DIRECTION: Make an exact copy of the lines below.

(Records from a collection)
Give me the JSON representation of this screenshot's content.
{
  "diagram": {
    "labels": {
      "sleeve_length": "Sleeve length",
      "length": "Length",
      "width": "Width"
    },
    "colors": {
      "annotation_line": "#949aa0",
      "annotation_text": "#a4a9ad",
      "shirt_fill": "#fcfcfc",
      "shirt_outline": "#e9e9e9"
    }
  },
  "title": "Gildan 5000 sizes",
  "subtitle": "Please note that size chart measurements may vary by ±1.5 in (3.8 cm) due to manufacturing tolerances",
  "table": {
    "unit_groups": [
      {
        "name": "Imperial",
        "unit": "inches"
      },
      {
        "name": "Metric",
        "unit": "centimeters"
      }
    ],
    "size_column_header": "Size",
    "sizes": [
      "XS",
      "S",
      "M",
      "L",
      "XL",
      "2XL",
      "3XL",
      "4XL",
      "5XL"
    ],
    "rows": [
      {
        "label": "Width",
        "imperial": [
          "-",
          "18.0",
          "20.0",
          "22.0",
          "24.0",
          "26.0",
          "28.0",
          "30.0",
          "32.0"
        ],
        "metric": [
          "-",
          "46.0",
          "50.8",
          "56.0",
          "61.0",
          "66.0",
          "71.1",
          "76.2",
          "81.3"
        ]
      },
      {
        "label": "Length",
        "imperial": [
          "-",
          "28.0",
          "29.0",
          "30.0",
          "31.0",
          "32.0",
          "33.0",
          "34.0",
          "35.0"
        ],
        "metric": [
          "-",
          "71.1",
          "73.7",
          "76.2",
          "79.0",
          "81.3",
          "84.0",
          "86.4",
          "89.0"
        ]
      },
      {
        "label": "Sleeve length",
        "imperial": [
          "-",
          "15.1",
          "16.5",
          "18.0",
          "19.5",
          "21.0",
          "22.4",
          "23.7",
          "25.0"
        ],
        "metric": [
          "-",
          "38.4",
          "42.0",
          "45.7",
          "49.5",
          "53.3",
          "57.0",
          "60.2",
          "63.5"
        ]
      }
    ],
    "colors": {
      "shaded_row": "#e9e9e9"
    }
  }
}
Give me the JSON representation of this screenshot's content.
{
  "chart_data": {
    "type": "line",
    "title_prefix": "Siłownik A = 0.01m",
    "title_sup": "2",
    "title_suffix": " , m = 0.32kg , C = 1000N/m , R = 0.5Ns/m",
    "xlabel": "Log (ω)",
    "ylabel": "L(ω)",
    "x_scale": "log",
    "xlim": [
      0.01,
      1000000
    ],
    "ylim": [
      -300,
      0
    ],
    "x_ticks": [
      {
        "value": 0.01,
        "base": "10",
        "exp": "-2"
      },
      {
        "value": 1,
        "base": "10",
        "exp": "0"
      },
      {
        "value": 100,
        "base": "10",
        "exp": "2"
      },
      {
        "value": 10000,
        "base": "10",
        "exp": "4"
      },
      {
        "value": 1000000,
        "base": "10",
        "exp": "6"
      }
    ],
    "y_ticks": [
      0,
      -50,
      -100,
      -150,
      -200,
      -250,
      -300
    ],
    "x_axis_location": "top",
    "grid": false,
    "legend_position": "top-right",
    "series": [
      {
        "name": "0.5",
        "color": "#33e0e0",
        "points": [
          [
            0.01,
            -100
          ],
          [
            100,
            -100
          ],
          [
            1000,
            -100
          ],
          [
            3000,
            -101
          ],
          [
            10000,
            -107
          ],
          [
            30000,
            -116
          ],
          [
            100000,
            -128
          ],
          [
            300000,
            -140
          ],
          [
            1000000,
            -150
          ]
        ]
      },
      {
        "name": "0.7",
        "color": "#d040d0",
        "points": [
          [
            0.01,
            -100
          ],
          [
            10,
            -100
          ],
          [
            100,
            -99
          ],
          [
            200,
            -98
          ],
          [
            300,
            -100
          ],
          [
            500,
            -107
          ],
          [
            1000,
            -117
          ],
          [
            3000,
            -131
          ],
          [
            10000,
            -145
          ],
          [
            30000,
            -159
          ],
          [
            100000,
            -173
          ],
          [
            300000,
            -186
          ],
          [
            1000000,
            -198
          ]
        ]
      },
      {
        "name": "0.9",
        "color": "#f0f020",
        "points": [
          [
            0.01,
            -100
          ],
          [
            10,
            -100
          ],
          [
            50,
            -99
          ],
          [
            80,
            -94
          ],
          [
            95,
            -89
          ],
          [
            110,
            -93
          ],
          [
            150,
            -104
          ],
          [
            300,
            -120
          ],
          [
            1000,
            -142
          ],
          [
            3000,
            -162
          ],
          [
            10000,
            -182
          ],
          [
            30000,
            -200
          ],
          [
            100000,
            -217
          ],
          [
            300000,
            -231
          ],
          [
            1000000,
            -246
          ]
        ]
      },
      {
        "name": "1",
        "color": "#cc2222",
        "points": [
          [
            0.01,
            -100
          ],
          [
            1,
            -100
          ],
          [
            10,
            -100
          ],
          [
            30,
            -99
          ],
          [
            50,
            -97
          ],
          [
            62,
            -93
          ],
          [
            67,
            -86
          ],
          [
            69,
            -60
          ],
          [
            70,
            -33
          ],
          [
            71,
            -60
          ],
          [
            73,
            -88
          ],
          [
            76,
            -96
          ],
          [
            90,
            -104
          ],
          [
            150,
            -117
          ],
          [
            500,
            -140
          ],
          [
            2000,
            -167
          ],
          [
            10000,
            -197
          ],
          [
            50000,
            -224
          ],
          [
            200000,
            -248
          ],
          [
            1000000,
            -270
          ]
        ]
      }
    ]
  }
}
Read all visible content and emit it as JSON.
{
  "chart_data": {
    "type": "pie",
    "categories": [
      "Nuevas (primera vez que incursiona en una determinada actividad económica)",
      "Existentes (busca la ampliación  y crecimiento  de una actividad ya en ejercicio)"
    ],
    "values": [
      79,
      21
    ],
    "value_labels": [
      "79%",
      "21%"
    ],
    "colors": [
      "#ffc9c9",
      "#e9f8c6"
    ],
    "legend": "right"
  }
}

FULL RESPONSE:
Give me the JSON representation of this screenshot's content.
{
  "diagram": {
    "labels": {
      "sleeve_length": "Sleeve length",
      "length": "Length",
      "width": "Width"
    },
    "colors": {
      "annotation_line": "#949aa0",
      "annotation_text": "#a4a9ad",
      "shirt_fill": "#fcfcfc",
      "shirt_outline": "#e9e9e9"
    }
  },
  "title": "Gildan 5000 sizes",
  "subtitle": "Please note that size chart measurements may vary by ±1.5 in (3.8 cm) due to manufacturing tolerances",
  "table": {
    "unit_groups": [
      {
        "name": "Imperial",
        "unit": "inches"
      },
      {
        "name": "Metric",
        "unit": "centimeters"
      }
    ],
    "size_column_header": "Size",
    "sizes": [
      "XS",
      "S",
      "M",
      "L",
      "XL",
      "2XL",
      "3XL",
      "4XL",
      "5XL"
    ],
    "rows": [
      {
        "label": "Width",
        "imperial": [
          "-",
          "18.0",
          "20.0",
          "22.0",
          "24.0",
          "26.0",
          "28.0",
          "30.0",
          "32.0"
        ],
        "metric": [
          "-",
          "46.0",
          "50.8",
          "56.0",
          "61.0",
          "66.0",
          "71.1",
          "76.2",
          "81.3"
        ]
      },
      {
        "label": "Length",
        "imperial": [
          "-",
          "28.0",
          "29.0",
          "30.0",
          "31.0",
          "32.0",
          "33.0",
          "34.0",
          "35.0"
        ],
        "metric": [
          "-",
          "71.1",
          "73.7",
          "76.2",
          "79.0",
          "81.3",
          "84.0",
          "86.4",
          "89.0"
        ]
      },
      {
        "label": "Sleeve length",
        "imperial": [
          "-",
          "15.1",
          "16.5",
          "18.0",
          "19.5",
          "21.0",
          "22.4",
          "23.7",
          "25.0"
        ],
        "metric": [
          "-",
          "38.4",
          "42.0",
          "45.7",
          "49.5",
          "53.3",
          "57.0",
          "60.2",
          "63.5"
        ]
      }
    ],
    "colors": {
      "shaded_row": "#e9e9e9"
    }
  }
}
Give me the JSON representation of this screenshot's content.
{
  "chart_data": {
    "type": "line",
    "title_prefix": "Siłownik A = 0.01m",
    "title_sup": "2",
    "title_suffix": " , m = 0.32kg , C = 1000N/m , R = 0.5Ns/m",
    "xlabel": "Log (ω)",
    "ylabel": "L(ω)",
    "x_scale": "log",
    "xlim": [
      0.01,
      1000000
    ],
    "ylim": [
      -300,
      0
    ],
    "x_ticks": [
      {
        "value": 0.01,
        "base": "10",
        "exp": "-2"
      },
      {
        "value": 1,
        "base": "10",
        "exp": "0"
      },
      {
        "value": 100,
        "base": "10",
        "exp": "2"
      },
      {
        "value": 10000,
        "base": "10",
        "exp": "4"
      },
      {
        "value": 1000000,
        "base": "10",
        "exp": "6"
      }
    ],
    "y_ticks": [
      0,
      -50,
      -100,
      -150,
      -200,
      -250,
      -300
    ],
    "x_axis_location": "top",
    "grid": false,
    "legend_position": "top-right",
    "series": [
      {
        "name": "0.5",
        "color": "#33e0e0",
        "points": [
          [
            0.01,
            -100
          ],
          [
            100,
            -100
          ],
          [
            1000,
            -100
          ],
          [
            3000,
            -101
          ],
          [
            10000,
            -107
          ],
          [
            30000,
            -116
          ],
          [
            100000,
            -128
          ],
          [
            300000,
            -140
          ],
          [
            1000000,
            -150
          ]
        ]
      },
      {
        "name": "0.7",
        "color": "#d040d0",
        "points": [
          [
            0.01,
            -100
          ],
          [
            10,
            -100
          ],
          [
            100,
            -99
          ],
          [
            200,
            -98
          ],
          [
            300,
            -100
          ],
          [
            500,
            -107
          ],
          [
            1000,
            -117
          ],
          [
            3000,
            -131
          ],
          [
            10000,
            -145
          ],
          [
            30000,
            -159
          ],
          [
            100000,
            -173
          ],
          [
            300000,
            -186
          ],
          [
            1000000,
            -198
          ]
        ]
      },
      {
        "name": "0.9",
        "color": "#f0f020",
        "points": [
          [
            0.01,
            -100
          ],
          [
            10,
            -100
          ],
          [
            50,
            -99
          ],
          [
            80,
            -94
          ],
          [
            95,
            -89
          ],
          [
            110,
            -93
          ],
          [
            150,
            -104
          ],
          [
            300,
            -120
          ],
          [
            1000,
            -142
          ],
          [
            3000,
            -162
          ],
          [
            10000,
            -182
          ],
          [
            30000,
            -200
          ],
          [
            100000,
            -217
          ],
          [
            300000,
            -231
          ],
          [
            1000000,
            -246
          ]
        ]
      },
      {
        "name": "1",
        "color": "#cc2222",
        "points": [
          [
            0.01,
            -100
          ],
          [
            1,
            -100
          ],
          [
            10,
            -100
          ],
          [
            30,
            -99
          ],
          [
            50,
            -97
          ],
          [
            62,
            -93
          ],
          [
            67,
            -86
          ],
          [
            69,
            -60
          ],
          [
            70,
            -33
          ],
          [
            71,
            -60
          ],
          [
            73,
            -88
          ],
          [
            76,
            -96
          ],
          [
            90,
            -104
          ],
          [
            150,
            -117
          ],
          [
            500,
            -140
          ],
          [
            2000,
            -167
          ],
          [
            10000,
            -197
          ],
          [
            50000,
            -224
          ],
          [
            200000,
            -248
          ],
          [
            1000000,
            -270
          ]
        ]
      }
    ]
  }
}
Read all visible content and emit it as JSON.
{
  "chart_data": {
    "type": "pie",
    "categories": [
      "Nuevas (primera vez que incursiona en una determinada actividad económica)",
      "Existentes (busca la ampliación  y crecimiento  de una actividad ya en ejercicio)"
    ],
    "values": [
      79,
      21
    ],
    "value_labels": [
      "79%",
      "21%"
    ],
    "colors": [
      "#ffc9c9",
      "#e9f8c6"
    ],
    "legend": "right"
  }
}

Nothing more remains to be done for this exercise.